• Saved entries
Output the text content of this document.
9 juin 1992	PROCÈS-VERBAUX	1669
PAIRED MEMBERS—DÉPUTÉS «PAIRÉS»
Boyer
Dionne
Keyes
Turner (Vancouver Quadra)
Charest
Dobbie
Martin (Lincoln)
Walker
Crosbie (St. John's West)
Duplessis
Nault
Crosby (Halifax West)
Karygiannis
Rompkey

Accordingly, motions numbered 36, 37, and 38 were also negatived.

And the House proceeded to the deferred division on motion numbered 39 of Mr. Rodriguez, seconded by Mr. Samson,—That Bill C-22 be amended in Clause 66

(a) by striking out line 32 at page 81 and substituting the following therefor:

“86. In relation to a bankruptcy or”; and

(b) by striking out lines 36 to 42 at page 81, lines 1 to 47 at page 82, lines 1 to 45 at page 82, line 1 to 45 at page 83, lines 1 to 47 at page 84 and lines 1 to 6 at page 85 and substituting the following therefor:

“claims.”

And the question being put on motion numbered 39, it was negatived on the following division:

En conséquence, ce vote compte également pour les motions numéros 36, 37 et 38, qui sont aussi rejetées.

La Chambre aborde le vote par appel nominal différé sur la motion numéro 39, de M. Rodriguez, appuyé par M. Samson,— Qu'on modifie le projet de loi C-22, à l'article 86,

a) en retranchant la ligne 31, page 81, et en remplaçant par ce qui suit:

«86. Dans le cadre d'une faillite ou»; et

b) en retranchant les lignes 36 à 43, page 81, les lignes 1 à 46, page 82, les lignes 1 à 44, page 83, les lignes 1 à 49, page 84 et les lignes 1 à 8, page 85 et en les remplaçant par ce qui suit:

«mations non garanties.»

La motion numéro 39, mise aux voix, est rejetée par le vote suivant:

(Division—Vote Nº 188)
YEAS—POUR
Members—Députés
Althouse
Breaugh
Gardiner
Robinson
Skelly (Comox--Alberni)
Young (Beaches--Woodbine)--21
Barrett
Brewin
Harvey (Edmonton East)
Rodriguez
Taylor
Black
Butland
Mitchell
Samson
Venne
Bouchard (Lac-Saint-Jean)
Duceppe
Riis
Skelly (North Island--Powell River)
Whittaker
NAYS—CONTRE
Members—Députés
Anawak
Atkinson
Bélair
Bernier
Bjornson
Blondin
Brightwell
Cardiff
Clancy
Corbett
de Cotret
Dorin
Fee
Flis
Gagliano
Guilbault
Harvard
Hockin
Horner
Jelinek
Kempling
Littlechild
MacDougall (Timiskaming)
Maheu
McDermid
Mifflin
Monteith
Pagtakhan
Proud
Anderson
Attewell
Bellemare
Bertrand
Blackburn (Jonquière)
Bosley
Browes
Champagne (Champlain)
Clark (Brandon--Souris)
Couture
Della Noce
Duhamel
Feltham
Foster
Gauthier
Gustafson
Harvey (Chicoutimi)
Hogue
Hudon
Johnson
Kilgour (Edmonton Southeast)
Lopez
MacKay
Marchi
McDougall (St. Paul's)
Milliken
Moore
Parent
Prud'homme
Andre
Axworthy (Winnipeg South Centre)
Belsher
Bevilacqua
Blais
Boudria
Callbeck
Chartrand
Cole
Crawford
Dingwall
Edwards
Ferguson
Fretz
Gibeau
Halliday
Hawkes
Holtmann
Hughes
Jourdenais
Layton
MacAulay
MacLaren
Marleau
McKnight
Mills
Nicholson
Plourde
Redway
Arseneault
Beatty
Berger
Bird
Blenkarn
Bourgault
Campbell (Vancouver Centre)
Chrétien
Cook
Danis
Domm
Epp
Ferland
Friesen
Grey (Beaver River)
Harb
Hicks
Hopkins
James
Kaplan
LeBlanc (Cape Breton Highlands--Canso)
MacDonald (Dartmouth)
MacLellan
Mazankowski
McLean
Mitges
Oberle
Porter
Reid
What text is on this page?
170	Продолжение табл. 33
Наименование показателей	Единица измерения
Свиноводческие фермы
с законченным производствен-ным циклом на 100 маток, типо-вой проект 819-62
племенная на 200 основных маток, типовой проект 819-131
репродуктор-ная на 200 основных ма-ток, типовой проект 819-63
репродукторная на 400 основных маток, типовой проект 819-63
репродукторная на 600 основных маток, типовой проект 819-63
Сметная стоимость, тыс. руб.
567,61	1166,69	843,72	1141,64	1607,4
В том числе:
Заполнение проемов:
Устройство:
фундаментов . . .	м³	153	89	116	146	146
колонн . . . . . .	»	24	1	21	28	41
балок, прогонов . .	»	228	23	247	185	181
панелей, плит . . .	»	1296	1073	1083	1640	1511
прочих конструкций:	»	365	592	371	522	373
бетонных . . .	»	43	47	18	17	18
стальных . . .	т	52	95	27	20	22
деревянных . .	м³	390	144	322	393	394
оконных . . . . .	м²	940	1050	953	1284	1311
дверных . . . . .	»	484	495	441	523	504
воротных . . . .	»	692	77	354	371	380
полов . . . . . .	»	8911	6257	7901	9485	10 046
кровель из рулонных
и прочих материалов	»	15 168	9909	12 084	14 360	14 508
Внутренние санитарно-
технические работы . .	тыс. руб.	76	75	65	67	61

• Direction
Include both ends. Return the line holding "What text is on this page?" and all lines after it in the records above, exactly as written.

• Task solution
What text is on this page?
170	Продолжение табл. 33
Наименование показателей	Единица измерения
Свиноводческие фермы
с законченным производствен-ным циклом на 100 маток, типо-вой проект 819-62
племенная на 200 основных маток, типовой проект 819-131
репродуктор-ная на 200 основных ма-ток, типовой проект 819-63
репродукторная на 400 основных маток, типовой проект 819-63
репродукторная на 600 основных маток, типовой проект 819-63
Сметная стоимость, тыс. руб.
567,61	1166,69	843,72	1141,64	1607,4
В том числе:
Заполнение проемов:
Устройство:
фундаментов . . .	м³	153	89	116	146	146
колонн . . . . . .	»	24	1	21	28	41
балок, прогонов . .	»	228	23	247	185	181
панелей, плит . . .	»	1296	1073	1083	1640	1511
прочих конструкций:	»	365	592	371	522	373
бетонных . . .	»	43	47	18	17	18
стальных . . .	т	52	95	27	20	22
деревянных . .	м³	390	144	322	393	394
оконных . . . . .	м²	940	1050	953	1284	1311
дверных . . . . .	»	484	495	441	523	504
воротных . . . .	»	692	77	354	371	380
полов . . . . . .	»	8911	6257	7901	9485	10 046
кровель из рулонных
и прочих материалов	»	15 168	9909	12 084	14 360	14 508
Внутренние санитарно-
технические работы . .	тыс. руб.	76	75	65	67	61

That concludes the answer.